**Written task**
Copy, from the entries below, each line where the word "average" can be found.

**Material for this exercise**
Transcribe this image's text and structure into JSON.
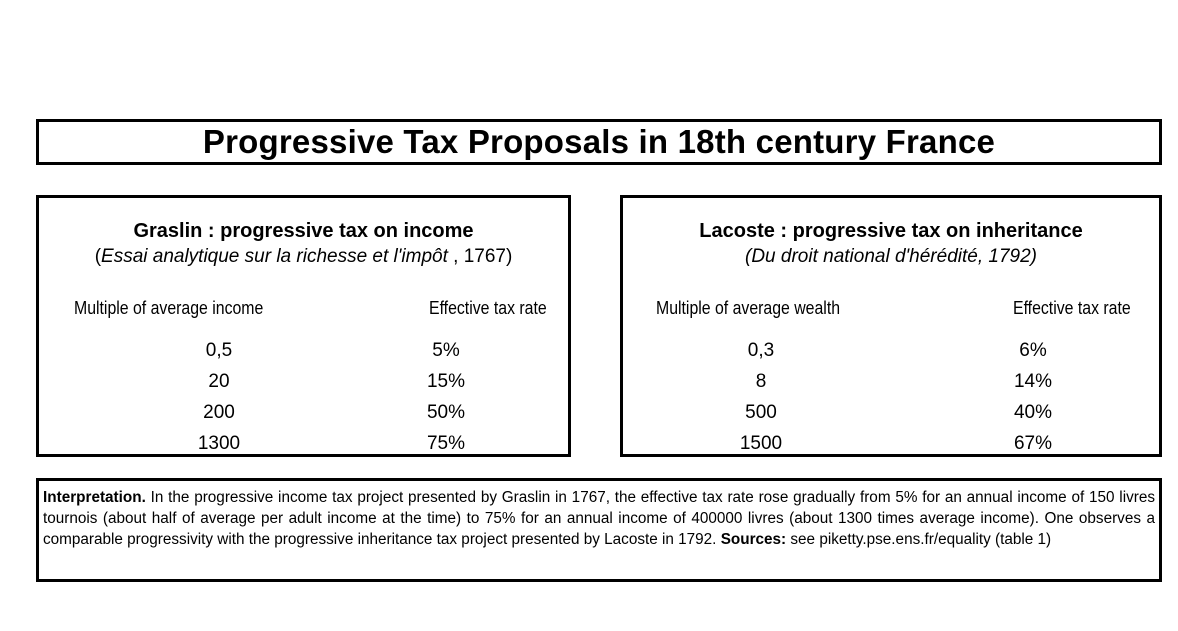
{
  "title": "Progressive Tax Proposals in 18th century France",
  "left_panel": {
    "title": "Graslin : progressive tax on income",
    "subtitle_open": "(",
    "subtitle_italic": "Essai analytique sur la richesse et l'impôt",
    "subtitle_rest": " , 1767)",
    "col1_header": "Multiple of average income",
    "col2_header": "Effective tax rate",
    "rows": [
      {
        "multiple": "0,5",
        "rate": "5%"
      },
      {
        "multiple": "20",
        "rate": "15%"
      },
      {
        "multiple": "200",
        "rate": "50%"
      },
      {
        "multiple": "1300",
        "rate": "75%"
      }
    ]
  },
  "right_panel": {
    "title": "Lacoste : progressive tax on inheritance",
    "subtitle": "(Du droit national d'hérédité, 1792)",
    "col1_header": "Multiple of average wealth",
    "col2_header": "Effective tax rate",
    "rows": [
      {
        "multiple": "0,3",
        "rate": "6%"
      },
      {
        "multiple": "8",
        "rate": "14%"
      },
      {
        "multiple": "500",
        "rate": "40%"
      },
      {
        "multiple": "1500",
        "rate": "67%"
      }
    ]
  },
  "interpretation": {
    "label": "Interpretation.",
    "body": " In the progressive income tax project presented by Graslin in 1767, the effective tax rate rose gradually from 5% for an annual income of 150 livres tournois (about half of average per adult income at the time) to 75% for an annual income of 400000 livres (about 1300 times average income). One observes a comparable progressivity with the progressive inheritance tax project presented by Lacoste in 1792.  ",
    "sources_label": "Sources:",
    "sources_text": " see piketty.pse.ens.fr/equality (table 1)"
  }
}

**Solution for this problem**
    "col1_header": "Multiple of average income",
    "col1_header": "Multiple of average wealth",
    "body": " In the progressive income tax project presented by Graslin in 1767, the effective tax rate rose gradually from 5% for an annual income of 150 livres tournois (about half of average per adult income at the time) to 75% for an annual income of 400000 livres (about 1300 times average income). One observes a comparable progressivity with the progressive inheritance tax project presented by Lacoste in 1792.  ",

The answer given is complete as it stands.